- [DESCRIPTION OF THE TASK] Search the material below for the string "intercept" and extract each line that has it.

_ _ _ _ _

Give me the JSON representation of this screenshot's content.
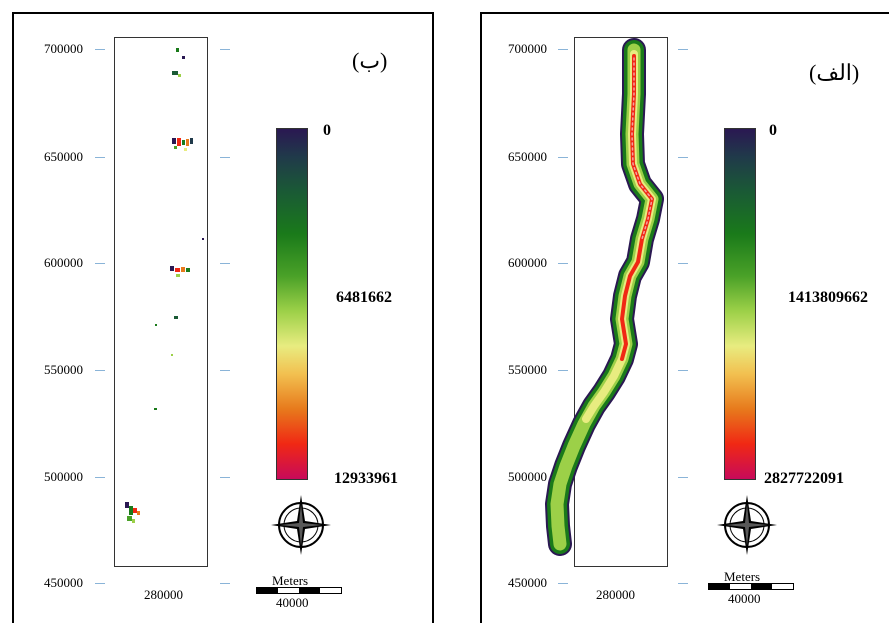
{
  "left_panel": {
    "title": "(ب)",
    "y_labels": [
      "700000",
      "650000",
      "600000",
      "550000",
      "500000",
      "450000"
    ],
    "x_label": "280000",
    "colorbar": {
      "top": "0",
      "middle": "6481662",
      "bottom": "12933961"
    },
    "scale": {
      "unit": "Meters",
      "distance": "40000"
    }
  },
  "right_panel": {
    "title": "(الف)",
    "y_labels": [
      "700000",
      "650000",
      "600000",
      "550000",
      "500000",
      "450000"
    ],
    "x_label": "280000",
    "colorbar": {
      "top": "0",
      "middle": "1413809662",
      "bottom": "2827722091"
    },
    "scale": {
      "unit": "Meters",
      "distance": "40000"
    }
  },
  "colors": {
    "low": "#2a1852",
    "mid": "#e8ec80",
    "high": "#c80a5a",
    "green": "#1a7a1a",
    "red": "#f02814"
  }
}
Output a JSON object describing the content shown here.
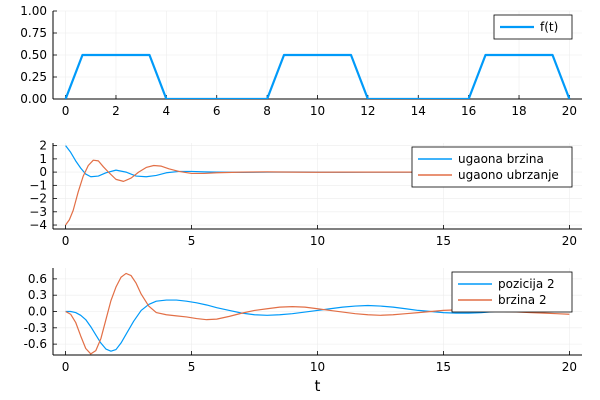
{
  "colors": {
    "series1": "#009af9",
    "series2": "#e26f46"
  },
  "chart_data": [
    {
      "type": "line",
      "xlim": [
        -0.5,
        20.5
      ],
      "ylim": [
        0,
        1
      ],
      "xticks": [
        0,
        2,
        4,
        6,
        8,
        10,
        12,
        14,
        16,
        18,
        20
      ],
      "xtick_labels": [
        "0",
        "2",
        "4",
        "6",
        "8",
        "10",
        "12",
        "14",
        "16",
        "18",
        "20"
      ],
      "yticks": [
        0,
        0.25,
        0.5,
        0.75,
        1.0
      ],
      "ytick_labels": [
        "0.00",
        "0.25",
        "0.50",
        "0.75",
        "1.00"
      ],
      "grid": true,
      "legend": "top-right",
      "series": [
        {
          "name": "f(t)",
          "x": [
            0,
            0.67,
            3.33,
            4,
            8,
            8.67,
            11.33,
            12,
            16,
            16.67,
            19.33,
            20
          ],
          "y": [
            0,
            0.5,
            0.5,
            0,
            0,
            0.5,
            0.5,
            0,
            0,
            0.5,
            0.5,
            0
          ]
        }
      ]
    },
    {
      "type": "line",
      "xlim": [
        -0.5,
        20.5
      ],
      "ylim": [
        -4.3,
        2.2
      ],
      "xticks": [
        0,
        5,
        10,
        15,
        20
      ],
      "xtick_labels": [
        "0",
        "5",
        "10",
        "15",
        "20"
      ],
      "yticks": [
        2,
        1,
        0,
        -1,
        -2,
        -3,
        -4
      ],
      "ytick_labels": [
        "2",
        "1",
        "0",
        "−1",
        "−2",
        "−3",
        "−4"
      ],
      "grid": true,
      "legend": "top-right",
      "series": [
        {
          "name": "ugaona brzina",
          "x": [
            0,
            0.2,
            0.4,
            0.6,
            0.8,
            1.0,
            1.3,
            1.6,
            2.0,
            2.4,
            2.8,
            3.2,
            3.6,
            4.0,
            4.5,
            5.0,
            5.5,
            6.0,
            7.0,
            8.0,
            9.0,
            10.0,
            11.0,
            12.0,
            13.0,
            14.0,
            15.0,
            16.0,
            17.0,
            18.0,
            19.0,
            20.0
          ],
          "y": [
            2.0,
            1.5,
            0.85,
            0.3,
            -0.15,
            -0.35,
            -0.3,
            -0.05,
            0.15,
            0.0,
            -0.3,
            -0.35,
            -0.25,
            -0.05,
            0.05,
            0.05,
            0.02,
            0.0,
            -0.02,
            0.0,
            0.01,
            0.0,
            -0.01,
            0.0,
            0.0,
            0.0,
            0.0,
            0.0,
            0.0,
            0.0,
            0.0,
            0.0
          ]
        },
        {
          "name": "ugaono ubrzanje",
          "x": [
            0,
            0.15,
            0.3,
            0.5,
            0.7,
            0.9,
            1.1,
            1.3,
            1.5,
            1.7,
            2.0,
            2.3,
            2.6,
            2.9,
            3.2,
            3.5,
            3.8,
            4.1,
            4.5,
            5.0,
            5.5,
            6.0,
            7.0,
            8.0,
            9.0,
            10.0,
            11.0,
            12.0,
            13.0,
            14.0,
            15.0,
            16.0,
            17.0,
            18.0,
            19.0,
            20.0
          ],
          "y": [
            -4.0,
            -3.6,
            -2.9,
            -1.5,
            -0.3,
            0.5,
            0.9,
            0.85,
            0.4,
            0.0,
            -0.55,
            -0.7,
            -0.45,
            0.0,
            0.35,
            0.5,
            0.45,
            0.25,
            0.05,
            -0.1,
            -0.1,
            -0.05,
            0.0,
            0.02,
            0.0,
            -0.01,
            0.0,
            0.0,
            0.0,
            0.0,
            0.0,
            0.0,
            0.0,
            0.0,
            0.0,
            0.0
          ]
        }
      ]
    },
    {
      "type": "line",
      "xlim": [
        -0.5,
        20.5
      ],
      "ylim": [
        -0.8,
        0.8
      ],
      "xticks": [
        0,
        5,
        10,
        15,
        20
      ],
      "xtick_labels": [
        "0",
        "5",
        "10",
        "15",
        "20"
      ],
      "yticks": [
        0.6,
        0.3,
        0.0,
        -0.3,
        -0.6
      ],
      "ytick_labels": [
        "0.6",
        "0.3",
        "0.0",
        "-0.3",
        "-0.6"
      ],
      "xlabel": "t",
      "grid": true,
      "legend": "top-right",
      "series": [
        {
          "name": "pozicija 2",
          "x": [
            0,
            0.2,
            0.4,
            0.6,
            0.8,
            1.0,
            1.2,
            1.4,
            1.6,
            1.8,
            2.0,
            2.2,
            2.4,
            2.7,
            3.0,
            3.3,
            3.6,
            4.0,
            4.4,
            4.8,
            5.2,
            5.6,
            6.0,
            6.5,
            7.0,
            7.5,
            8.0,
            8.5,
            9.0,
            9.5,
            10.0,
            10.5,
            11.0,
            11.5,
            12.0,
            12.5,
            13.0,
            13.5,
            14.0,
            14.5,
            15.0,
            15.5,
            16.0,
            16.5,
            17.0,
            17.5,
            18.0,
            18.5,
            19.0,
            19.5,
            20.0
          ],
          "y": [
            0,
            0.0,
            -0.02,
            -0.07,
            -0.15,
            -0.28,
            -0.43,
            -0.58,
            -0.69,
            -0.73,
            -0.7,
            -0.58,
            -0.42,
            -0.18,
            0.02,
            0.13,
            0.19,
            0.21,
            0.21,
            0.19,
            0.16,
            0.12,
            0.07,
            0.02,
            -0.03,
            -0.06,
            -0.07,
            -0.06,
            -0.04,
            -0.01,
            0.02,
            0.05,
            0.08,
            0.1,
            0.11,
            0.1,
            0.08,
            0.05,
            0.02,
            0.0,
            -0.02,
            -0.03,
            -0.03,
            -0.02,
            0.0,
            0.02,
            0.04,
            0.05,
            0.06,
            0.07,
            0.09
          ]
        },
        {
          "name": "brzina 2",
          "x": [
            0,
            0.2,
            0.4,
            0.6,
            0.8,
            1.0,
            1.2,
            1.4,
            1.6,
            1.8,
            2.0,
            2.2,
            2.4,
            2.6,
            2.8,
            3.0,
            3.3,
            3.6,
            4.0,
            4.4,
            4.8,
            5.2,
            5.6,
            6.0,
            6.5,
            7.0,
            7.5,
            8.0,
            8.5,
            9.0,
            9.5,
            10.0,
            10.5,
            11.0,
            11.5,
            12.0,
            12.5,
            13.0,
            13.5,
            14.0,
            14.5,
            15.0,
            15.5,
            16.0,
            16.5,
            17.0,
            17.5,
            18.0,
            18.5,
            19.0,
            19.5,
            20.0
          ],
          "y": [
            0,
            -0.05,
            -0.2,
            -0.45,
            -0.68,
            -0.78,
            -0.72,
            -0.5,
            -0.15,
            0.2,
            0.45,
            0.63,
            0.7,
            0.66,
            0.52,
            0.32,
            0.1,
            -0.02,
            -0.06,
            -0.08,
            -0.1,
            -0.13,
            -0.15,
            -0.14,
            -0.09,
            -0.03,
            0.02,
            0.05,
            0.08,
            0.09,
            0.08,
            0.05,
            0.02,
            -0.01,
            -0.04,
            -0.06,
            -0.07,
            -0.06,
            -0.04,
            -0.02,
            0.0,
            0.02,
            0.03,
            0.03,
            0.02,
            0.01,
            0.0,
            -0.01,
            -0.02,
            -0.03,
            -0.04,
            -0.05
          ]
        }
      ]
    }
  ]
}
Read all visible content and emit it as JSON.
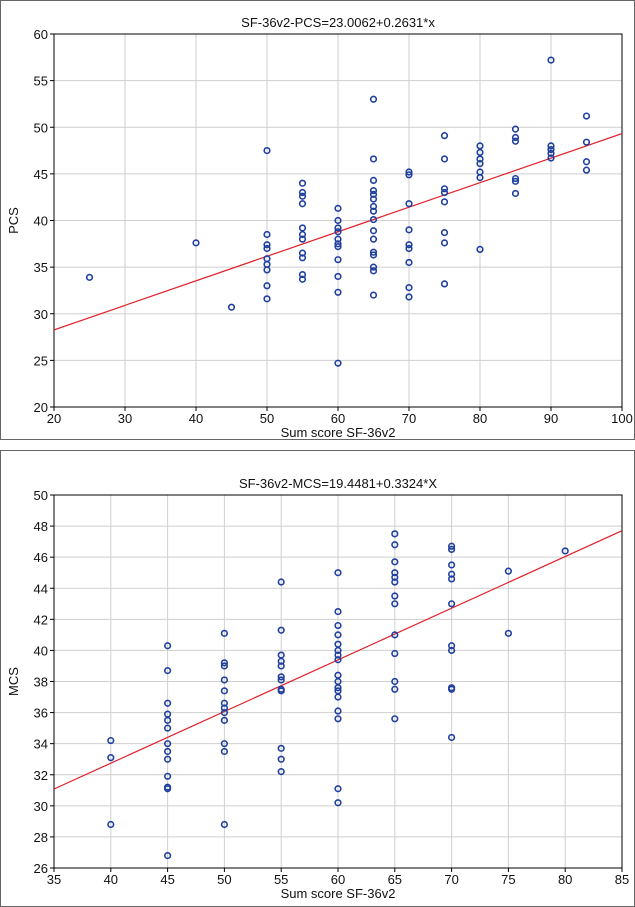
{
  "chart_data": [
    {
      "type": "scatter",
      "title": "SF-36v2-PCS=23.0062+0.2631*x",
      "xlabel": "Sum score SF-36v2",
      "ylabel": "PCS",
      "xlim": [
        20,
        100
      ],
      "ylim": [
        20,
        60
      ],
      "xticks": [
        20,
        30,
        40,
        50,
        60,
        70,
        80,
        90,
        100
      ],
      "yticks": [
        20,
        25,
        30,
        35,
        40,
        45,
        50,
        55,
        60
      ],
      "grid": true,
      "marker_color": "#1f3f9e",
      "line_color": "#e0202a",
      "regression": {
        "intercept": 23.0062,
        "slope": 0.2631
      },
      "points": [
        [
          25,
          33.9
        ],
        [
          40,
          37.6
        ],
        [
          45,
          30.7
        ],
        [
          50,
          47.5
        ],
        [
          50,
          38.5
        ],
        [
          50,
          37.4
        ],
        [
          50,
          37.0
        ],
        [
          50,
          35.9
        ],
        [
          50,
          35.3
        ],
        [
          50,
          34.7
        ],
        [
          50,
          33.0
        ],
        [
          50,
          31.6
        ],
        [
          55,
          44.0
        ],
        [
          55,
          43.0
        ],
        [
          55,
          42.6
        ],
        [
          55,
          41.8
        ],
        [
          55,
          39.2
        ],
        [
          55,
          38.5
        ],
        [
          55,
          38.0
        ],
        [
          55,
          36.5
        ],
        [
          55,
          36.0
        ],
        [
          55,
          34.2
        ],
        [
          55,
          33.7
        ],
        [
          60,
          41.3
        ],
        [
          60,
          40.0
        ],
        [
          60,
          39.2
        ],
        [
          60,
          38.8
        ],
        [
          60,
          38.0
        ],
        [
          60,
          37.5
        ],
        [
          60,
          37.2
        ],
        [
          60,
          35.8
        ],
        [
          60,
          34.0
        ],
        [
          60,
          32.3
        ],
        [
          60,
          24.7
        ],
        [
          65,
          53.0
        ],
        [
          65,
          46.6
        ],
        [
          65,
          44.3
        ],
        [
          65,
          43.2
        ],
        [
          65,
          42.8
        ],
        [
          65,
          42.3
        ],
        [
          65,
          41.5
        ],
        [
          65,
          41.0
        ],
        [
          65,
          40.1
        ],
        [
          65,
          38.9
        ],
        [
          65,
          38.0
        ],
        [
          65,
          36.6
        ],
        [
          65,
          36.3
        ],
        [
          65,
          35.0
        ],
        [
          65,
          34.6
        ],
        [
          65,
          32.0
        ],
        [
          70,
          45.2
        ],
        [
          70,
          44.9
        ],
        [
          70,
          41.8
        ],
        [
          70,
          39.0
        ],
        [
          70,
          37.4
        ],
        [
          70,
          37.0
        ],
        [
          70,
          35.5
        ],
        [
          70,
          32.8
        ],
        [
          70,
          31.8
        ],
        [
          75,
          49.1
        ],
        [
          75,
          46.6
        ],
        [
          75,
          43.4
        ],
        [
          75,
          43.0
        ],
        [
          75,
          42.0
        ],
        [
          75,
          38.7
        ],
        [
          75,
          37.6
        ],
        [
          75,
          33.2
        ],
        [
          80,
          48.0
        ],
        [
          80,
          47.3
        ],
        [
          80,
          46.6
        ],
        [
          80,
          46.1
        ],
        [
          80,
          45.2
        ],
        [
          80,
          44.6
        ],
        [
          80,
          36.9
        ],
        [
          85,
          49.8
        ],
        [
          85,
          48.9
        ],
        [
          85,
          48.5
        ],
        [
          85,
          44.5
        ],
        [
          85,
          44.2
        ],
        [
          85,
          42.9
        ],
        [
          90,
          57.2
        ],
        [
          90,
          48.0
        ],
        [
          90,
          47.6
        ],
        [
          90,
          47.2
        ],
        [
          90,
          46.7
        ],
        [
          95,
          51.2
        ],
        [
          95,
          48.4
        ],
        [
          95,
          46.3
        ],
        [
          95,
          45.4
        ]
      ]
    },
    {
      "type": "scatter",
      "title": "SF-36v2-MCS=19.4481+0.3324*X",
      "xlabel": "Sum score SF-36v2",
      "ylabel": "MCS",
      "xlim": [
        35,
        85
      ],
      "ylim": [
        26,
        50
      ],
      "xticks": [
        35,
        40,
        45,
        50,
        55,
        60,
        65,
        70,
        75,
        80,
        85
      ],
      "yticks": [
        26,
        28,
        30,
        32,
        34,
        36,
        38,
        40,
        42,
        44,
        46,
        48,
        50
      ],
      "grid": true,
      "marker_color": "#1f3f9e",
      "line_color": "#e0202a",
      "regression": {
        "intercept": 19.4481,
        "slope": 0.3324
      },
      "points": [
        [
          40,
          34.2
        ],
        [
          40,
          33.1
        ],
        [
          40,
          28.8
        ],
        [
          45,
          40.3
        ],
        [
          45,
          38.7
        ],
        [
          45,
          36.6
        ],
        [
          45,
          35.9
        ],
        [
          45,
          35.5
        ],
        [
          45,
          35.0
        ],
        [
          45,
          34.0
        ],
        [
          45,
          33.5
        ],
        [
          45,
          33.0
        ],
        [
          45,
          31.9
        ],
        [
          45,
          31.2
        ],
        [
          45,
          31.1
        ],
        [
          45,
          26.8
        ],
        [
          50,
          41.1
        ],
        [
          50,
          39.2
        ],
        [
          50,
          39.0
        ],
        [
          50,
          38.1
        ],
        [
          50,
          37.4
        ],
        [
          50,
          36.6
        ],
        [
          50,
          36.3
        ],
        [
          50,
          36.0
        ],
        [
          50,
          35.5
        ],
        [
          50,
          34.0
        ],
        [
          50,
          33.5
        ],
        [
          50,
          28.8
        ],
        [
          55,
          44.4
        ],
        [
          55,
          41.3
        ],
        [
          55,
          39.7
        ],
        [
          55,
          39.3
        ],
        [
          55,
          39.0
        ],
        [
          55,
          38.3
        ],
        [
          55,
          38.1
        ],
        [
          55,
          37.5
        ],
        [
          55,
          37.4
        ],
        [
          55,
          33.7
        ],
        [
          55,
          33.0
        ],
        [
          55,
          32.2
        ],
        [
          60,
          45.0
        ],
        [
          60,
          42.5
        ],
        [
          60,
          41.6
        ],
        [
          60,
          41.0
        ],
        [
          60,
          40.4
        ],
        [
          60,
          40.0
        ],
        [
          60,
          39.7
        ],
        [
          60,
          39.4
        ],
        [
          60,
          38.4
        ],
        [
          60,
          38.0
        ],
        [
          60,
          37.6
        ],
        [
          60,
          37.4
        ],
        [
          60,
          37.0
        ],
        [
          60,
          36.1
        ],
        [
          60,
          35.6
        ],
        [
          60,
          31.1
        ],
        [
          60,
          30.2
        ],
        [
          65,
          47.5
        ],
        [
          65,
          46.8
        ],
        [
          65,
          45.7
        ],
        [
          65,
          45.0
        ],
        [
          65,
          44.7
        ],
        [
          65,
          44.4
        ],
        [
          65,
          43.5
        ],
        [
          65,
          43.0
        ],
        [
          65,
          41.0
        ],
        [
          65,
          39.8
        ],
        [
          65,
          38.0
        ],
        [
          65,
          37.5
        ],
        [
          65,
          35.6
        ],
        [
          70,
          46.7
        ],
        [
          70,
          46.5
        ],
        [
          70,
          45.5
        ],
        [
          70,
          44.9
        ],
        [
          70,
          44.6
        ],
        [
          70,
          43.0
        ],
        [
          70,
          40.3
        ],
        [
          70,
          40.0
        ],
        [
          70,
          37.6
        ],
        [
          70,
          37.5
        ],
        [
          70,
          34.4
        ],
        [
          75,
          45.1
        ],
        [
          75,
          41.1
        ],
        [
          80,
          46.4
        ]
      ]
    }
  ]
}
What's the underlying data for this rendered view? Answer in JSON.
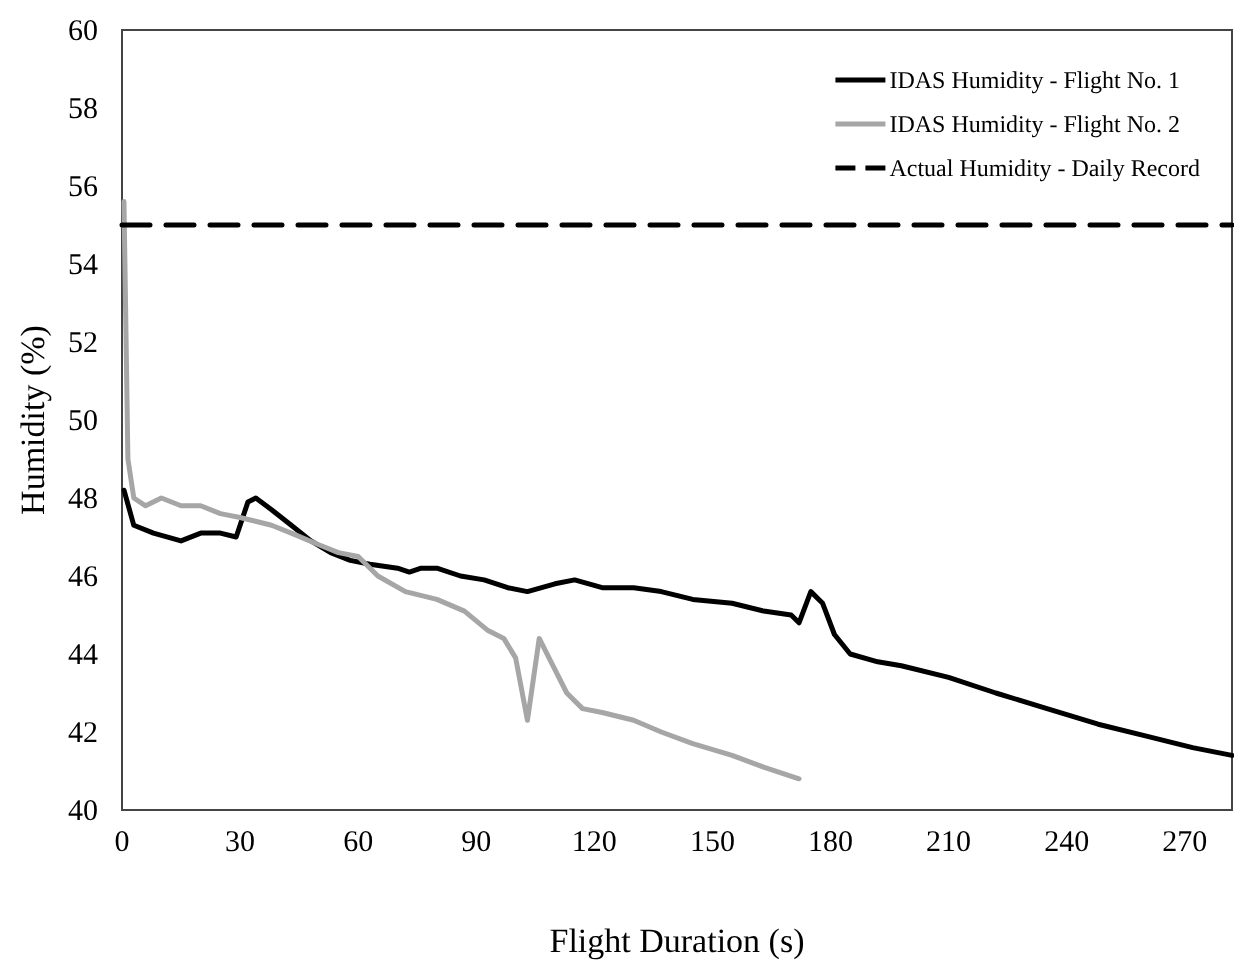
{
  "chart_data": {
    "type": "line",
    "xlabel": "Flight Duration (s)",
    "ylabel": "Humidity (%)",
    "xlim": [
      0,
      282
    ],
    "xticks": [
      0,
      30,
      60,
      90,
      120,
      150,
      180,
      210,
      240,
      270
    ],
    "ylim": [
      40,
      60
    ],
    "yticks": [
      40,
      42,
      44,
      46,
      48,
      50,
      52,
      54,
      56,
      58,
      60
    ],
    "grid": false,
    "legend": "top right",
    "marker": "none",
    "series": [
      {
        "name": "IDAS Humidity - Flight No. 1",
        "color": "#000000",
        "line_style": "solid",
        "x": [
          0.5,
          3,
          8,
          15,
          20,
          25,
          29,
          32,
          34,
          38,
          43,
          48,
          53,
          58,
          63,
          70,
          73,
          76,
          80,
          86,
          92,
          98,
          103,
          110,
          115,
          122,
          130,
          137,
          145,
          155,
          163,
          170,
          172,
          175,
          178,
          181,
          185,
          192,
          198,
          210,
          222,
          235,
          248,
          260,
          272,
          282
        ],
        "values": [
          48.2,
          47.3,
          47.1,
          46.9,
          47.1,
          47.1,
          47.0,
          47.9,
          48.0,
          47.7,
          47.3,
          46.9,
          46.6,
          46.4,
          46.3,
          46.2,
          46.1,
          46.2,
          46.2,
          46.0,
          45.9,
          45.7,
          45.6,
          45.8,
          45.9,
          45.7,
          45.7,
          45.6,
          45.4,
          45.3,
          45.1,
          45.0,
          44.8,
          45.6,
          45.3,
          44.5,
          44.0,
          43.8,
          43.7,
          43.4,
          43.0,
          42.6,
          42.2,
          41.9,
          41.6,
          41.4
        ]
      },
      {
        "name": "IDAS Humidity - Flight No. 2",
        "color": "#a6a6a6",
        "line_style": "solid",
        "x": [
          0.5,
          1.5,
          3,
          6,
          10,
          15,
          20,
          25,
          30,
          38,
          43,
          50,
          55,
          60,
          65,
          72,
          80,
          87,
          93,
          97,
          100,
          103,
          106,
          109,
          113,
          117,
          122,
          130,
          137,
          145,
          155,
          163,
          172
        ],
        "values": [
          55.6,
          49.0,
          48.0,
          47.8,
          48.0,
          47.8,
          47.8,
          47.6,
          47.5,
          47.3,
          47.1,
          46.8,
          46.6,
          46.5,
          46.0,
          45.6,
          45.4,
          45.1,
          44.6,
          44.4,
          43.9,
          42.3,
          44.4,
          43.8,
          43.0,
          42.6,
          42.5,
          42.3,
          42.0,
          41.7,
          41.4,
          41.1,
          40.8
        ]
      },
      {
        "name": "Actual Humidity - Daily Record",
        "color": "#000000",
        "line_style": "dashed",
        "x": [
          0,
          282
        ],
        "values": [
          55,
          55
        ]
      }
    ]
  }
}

_ _ _ _ _

- [OUTPUT]
        "intercept": 23.0062,
        "intercept": 19.4481,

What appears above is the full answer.